• [Work to do]
Collect all lines below with the string "name".
[start Input rows]
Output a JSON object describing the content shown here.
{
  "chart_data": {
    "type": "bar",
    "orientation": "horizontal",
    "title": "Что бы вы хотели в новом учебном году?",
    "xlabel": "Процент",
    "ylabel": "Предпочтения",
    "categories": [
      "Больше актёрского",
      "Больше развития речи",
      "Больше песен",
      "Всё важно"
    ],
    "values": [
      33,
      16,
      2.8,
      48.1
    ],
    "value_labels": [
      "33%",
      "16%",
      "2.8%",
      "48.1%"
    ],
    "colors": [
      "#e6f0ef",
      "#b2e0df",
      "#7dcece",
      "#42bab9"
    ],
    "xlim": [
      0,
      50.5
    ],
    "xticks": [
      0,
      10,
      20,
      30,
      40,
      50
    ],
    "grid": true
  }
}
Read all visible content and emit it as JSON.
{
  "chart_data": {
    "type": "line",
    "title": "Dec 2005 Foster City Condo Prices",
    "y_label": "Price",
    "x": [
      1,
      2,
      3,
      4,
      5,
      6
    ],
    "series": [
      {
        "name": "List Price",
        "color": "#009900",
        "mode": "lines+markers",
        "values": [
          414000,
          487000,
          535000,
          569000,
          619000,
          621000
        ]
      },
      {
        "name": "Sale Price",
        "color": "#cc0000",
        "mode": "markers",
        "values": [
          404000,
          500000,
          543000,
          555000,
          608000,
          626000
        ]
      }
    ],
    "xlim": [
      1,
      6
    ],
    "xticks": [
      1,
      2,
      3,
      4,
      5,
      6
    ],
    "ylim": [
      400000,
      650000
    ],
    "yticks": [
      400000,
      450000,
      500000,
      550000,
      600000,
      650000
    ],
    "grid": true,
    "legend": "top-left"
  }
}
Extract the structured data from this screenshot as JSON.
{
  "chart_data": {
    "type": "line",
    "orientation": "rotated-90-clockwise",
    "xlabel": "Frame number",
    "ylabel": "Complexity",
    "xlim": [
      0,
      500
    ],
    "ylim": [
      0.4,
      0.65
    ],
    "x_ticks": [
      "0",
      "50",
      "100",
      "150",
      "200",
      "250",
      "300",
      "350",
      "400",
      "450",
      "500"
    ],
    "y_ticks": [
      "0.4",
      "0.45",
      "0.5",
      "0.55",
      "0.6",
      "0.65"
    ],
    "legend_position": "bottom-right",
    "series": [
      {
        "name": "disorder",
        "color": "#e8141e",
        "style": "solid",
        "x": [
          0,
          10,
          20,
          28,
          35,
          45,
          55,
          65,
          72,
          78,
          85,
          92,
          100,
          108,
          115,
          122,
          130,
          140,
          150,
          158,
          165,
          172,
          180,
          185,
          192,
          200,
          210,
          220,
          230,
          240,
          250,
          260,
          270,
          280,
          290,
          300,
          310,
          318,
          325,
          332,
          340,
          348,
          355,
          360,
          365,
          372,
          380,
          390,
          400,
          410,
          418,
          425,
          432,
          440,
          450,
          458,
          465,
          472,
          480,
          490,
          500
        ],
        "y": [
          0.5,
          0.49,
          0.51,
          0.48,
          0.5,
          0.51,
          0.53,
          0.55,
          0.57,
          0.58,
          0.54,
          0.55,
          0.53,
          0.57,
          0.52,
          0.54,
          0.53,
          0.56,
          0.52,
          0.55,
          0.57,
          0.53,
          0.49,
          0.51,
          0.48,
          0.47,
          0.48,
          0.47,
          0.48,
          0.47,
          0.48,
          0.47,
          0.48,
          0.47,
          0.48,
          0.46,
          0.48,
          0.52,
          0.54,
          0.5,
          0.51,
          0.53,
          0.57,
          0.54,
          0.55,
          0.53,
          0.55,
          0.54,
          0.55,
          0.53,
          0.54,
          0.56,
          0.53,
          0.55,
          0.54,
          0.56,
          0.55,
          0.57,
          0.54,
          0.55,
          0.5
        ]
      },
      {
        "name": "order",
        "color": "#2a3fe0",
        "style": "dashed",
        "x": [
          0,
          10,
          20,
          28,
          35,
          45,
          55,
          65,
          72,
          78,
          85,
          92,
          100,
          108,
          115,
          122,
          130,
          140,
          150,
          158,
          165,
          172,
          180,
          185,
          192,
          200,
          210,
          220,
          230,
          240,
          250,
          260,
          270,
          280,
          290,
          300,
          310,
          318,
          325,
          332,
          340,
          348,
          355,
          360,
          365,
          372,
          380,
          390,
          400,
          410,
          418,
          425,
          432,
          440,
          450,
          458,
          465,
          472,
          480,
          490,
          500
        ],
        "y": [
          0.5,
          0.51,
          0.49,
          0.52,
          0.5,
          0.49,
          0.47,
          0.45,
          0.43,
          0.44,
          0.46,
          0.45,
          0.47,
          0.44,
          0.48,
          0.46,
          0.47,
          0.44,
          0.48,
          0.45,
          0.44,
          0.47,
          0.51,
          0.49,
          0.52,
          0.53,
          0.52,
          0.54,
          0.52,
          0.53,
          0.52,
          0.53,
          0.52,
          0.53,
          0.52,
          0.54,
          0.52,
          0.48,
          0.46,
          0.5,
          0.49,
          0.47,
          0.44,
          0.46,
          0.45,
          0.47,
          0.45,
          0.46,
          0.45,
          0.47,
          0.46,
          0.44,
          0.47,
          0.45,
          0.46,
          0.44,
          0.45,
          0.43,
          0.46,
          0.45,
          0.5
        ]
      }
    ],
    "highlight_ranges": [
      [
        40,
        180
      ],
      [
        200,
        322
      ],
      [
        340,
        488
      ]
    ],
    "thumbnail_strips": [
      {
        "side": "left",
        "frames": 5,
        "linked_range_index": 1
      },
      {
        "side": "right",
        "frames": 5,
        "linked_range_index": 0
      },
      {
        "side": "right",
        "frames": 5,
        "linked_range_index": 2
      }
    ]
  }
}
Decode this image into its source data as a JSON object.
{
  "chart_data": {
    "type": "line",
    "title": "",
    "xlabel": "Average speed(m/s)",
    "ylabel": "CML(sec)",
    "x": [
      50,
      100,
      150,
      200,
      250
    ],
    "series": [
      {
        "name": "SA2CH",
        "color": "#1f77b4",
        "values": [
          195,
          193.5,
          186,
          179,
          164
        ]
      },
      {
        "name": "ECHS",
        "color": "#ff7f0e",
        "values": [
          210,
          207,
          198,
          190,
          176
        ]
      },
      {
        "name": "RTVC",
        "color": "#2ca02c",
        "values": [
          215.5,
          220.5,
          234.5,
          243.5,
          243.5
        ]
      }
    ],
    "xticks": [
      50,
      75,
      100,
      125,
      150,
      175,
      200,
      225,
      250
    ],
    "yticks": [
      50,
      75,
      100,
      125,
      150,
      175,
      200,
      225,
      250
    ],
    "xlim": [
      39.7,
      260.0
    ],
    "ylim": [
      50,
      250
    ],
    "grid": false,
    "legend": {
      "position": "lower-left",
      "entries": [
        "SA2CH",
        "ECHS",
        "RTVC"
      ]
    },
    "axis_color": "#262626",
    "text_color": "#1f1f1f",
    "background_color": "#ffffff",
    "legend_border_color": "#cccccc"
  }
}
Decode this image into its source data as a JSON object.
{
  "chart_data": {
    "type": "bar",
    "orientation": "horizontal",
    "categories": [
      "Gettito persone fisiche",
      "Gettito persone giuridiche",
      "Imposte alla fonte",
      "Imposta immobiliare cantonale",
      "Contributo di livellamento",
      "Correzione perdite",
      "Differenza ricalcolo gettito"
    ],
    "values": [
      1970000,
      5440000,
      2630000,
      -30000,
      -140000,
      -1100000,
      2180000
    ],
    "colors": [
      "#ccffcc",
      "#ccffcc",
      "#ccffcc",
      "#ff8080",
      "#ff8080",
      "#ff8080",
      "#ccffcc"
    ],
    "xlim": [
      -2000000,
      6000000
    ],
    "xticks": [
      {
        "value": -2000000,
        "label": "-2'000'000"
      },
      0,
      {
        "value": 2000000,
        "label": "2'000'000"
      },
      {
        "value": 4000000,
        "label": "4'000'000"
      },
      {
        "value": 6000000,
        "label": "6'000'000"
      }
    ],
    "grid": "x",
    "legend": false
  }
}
[end Input rows]
• [Problem solution]
        "name": "List Price",
        "name": "Sale Price",
        "name": "disorder",
        "name": "order",
        "name": "SA2CH",
        "name": "ECHS",
        "name": "RTVC",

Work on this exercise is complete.